**Given request**:
Scan the lines below for the string "document" and copy every one that has it.

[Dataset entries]

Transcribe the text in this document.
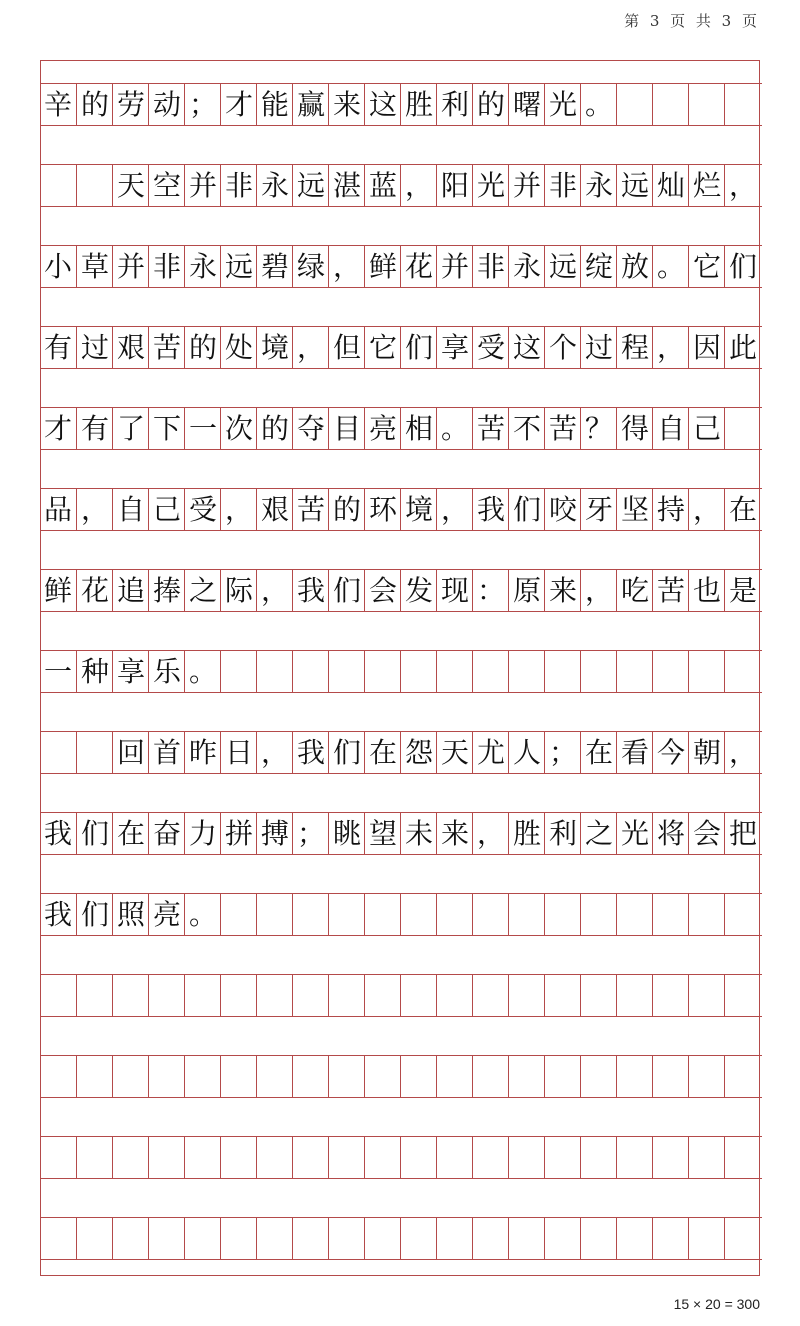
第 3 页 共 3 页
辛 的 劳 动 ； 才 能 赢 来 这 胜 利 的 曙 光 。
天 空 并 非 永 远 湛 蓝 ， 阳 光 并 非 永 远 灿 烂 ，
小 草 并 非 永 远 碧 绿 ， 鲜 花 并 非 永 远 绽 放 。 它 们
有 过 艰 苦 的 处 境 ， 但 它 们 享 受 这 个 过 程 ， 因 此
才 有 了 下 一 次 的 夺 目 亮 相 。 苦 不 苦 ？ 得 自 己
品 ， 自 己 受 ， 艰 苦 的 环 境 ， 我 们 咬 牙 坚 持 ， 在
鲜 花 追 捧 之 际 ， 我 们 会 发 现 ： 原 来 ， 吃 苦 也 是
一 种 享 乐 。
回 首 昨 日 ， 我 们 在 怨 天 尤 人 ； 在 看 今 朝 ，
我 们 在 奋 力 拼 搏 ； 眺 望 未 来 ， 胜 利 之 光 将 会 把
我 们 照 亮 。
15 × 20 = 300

==

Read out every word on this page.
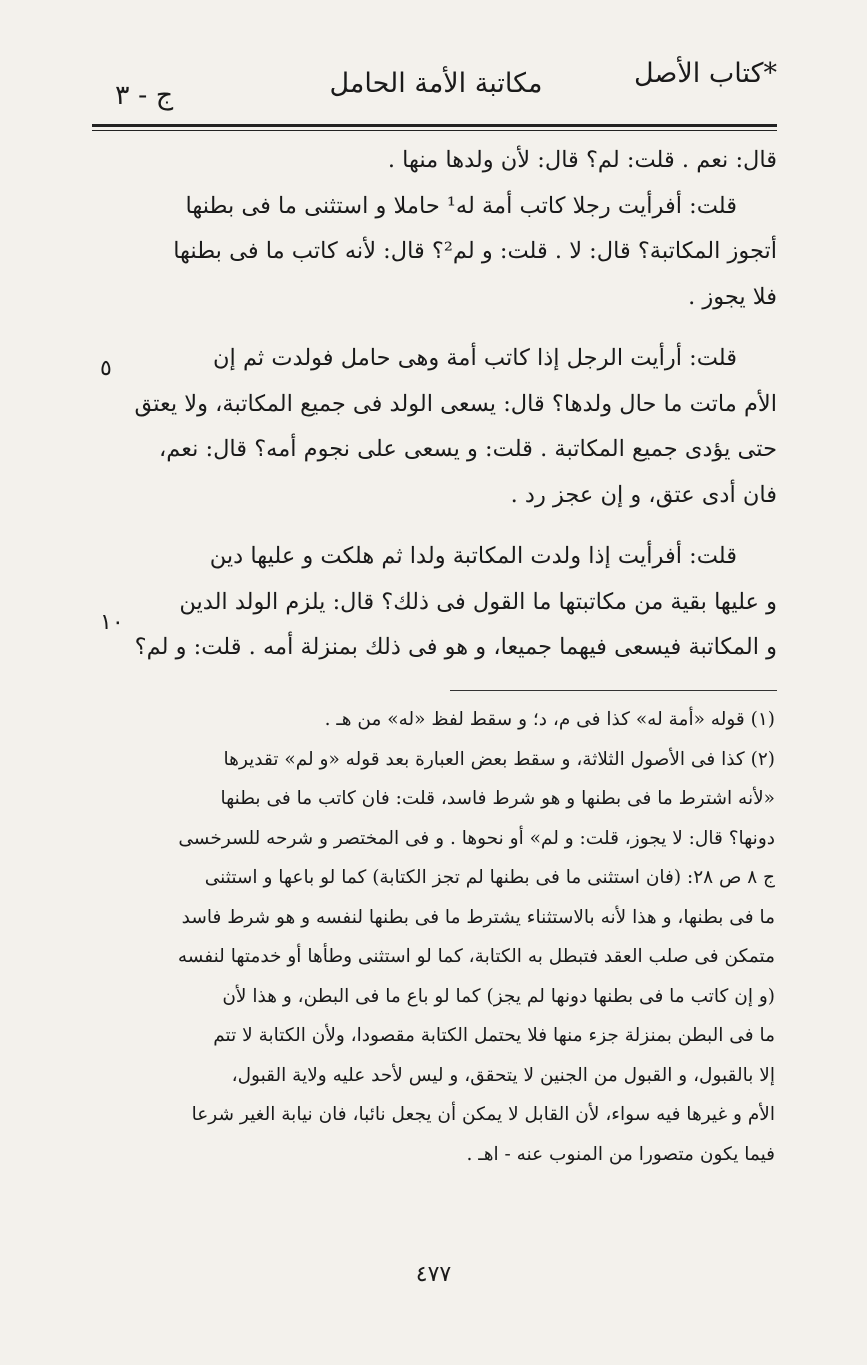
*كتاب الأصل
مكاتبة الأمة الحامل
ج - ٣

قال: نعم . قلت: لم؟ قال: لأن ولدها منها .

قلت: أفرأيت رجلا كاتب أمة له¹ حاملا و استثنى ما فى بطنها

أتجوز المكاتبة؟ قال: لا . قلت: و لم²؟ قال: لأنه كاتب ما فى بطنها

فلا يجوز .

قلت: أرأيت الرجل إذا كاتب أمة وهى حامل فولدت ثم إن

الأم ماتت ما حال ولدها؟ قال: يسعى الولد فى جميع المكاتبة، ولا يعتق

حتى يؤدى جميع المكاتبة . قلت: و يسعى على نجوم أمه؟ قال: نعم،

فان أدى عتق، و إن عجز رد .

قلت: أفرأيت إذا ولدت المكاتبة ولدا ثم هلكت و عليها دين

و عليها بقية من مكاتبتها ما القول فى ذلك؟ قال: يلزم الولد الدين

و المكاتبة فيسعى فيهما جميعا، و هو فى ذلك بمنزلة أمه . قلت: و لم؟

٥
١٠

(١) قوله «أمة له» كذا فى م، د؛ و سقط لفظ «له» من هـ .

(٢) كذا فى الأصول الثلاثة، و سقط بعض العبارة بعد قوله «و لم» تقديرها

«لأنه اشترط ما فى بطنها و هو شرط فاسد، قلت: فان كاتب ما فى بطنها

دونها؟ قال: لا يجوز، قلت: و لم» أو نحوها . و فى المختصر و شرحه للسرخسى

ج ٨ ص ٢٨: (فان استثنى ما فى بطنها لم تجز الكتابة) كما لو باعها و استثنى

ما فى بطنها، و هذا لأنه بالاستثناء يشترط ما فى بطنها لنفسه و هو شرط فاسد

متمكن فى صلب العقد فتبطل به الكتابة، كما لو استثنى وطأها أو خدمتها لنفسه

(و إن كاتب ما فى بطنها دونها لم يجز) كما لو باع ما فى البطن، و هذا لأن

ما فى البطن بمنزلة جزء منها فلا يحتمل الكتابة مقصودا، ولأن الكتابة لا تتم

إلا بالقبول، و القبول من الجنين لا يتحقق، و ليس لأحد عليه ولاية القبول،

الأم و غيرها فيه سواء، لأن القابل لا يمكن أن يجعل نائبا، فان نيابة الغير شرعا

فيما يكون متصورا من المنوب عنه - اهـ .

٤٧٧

--

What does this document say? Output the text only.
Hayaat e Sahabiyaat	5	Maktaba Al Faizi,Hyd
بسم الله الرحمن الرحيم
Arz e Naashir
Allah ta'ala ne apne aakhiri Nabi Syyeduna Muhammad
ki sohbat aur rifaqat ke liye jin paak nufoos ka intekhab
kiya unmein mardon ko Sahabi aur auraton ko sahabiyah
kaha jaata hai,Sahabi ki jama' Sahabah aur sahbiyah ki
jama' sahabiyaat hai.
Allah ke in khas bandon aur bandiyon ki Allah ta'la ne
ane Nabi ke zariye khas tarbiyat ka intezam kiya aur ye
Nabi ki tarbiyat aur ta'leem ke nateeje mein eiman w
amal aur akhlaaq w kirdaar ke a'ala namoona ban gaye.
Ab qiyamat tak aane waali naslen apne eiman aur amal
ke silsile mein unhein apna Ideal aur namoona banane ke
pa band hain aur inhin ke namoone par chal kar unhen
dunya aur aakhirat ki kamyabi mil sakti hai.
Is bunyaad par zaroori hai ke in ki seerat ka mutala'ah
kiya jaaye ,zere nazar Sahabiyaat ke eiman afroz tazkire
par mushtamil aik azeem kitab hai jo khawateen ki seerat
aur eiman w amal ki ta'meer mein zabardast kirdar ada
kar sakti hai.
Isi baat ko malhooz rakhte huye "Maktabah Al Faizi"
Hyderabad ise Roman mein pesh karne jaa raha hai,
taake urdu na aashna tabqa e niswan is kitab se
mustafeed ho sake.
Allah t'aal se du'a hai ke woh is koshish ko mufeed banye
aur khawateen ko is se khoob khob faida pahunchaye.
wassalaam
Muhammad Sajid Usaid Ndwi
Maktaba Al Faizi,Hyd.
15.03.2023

**Exercise response**:
Transcribe the text in this document.
What does this document say? Output the text only.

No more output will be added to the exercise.